>>>

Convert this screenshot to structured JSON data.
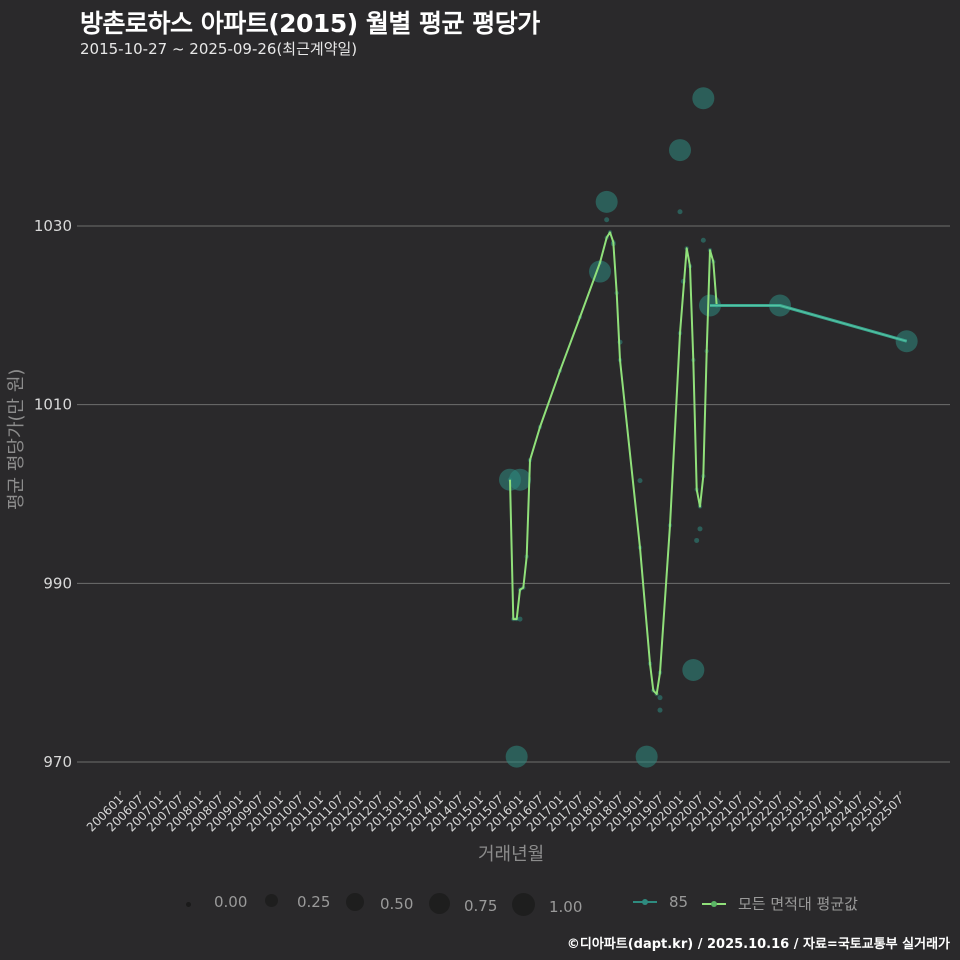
{
  "header": {
    "title": "방촌로하스 아파트(2015) 월별 평균 평당가",
    "subtitle": "2015-10-27 ~ 2025-09-26(최근계약일)"
  },
  "axes": {
    "ylabel": "평균 평당가(만 원)",
    "xlabel": "거래년월"
  },
  "footer": "©디아파트(dapt.kr) / 2025.10.16 / 자료=국토교통부 실거래가",
  "legend": {
    "size_labels": [
      "0.00",
      "0.25",
      "0.50",
      "0.75",
      "1.00"
    ],
    "series_labels": [
      "85",
      "모든 면적대 평균값"
    ]
  },
  "colors": {
    "background": "#2a292b",
    "grid": "#6e6e6e",
    "series_85": "#2e8b7f",
    "series_avg": "#90e07a"
  },
  "chart_data": {
    "type": "line",
    "title": "방촌로하스 아파트(2015) 월별 평균 평당가",
    "subtitle": "2015-10-27 ~ 2025-09-26(최근계약일)",
    "xlabel": "거래년월",
    "ylabel": "평균 평당가(만 원)",
    "ylim": [
      966,
      1048
    ],
    "yticks": [
      970,
      990,
      1010,
      1030
    ],
    "xticks": [
      "200601",
      "200607",
      "200701",
      "200707",
      "200801",
      "200807",
      "200901",
      "200907",
      "201001",
      "201007",
      "201101",
      "201107",
      "201201",
      "201207",
      "201301",
      "201307",
      "201401",
      "201407",
      "201501",
      "201507",
      "201601",
      "201607",
      "201701",
      "201707",
      "201801",
      "201807",
      "201901",
      "201907",
      "202001",
      "202007",
      "202101",
      "202107",
      "202201",
      "202207",
      "202301",
      "202307",
      "202401",
      "202407",
      "202501",
      "202507"
    ],
    "grid": "horizontal",
    "legend_position": "bottom",
    "series": [
      {
        "name": "85",
        "type": "scatter+line",
        "points": [
          {
            "x": "201510",
            "y": 1001.6,
            "size": 0.6
          },
          {
            "x": "201512",
            "y": 970.6,
            "size": 0.6
          },
          {
            "x": "201601",
            "y": 1001.6,
            "size": 0.6
          },
          {
            "x": "201801",
            "y": 1024.9,
            "size": 0.6
          },
          {
            "x": "201803",
            "y": 1032.7,
            "size": 0.6
          },
          {
            "x": "201903",
            "y": 970.6,
            "size": 0.6
          },
          {
            "x": "202001",
            "y": 1038.5,
            "size": 0.6
          },
          {
            "x": "202005",
            "y": 980.3,
            "size": 0.6
          },
          {
            "x": "202008",
            "y": 1044.3,
            "size": 0.6
          },
          {
            "x": "202010",
            "y": 1021.1,
            "size": 0.6
          },
          {
            "x": "202207",
            "y": 1021.1,
            "size": 0.6
          },
          {
            "x": "202509",
            "y": 1017.1,
            "size": 0.6
          }
        ],
        "line": [
          {
            "x": "202010",
            "y": 1021.1
          },
          {
            "x": "202207",
            "y": 1021.1
          },
          {
            "x": "202509",
            "y": 1017.1
          }
        ]
      },
      {
        "name": "모든 면적대 평균값",
        "type": "line",
        "points": [
          {
            "x": "201510",
            "y": 1001.6
          },
          {
            "x": "201511",
            "y": 986.0
          },
          {
            "x": "201512",
            "y": 986.0
          },
          {
            "x": "201601",
            "y": 989.3
          },
          {
            "x": "201602",
            "y": 989.5
          },
          {
            "x": "201603",
            "y": 993.0
          },
          {
            "x": "201604",
            "y": 1003.8
          },
          {
            "x": "201607",
            "y": 1007.5
          },
          {
            "x": "201701",
            "y": 1013.8
          },
          {
            "x": "201707",
            "y": 1019.8
          },
          {
            "x": "201801",
            "y": 1025.9
          },
          {
            "x": "201803",
            "y": 1028.7
          },
          {
            "x": "201804",
            "y": 1029.3
          },
          {
            "x": "201805",
            "y": 1028.2
          },
          {
            "x": "201806",
            "y": 1022.5
          },
          {
            "x": "201807",
            "y": 1015.0
          },
          {
            "x": "201901",
            "y": 994.0
          },
          {
            "x": "201904",
            "y": 981.0
          },
          {
            "x": "201905",
            "y": 978.0
          },
          {
            "x": "201906",
            "y": 977.6
          },
          {
            "x": "201907",
            "y": 980.0
          },
          {
            "x": "201910",
            "y": 996.5
          },
          {
            "x": "202001",
            "y": 1018.0
          },
          {
            "x": "202003",
            "y": 1027.5
          },
          {
            "x": "202004",
            "y": 1025.5
          },
          {
            "x": "202005",
            "y": 1015.0
          },
          {
            "x": "202006",
            "y": 1000.5
          },
          {
            "x": "202007",
            "y": 998.6
          },
          {
            "x": "202008",
            "y": 1002.0
          },
          {
            "x": "202009",
            "y": 1016.0
          },
          {
            "x": "202010",
            "y": 1027.3
          },
          {
            "x": "202011",
            "y": 1026.0
          },
          {
            "x": "202012",
            "y": 1021.1
          }
        ]
      }
    ],
    "small_points_85": [
      {
        "x": "201601",
        "y": 986.0
      },
      {
        "x": "201803",
        "y": 1030.7
      },
      {
        "x": "201805",
        "y": 1028.0
      },
      {
        "x": "201807",
        "y": 1017.0
      },
      {
        "x": "201901",
        "y": 1001.5
      },
      {
        "x": "201907",
        "y": 977.2
      },
      {
        "x": "201907",
        "y": 975.8
      },
      {
        "x": "202001",
        "y": 1031.6
      },
      {
        "x": "202002",
        "y": 1023.8
      },
      {
        "x": "202006",
        "y": 994.8
      },
      {
        "x": "202007",
        "y": 996.1
      },
      {
        "x": "202008",
        "y": 1028.4
      }
    ]
  }
}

<<<

| Problem to work on |
List each line holding the string "type".

| Result of this exercise |
    "type": "line",
        "type": "scatter+line",
        "type": "line",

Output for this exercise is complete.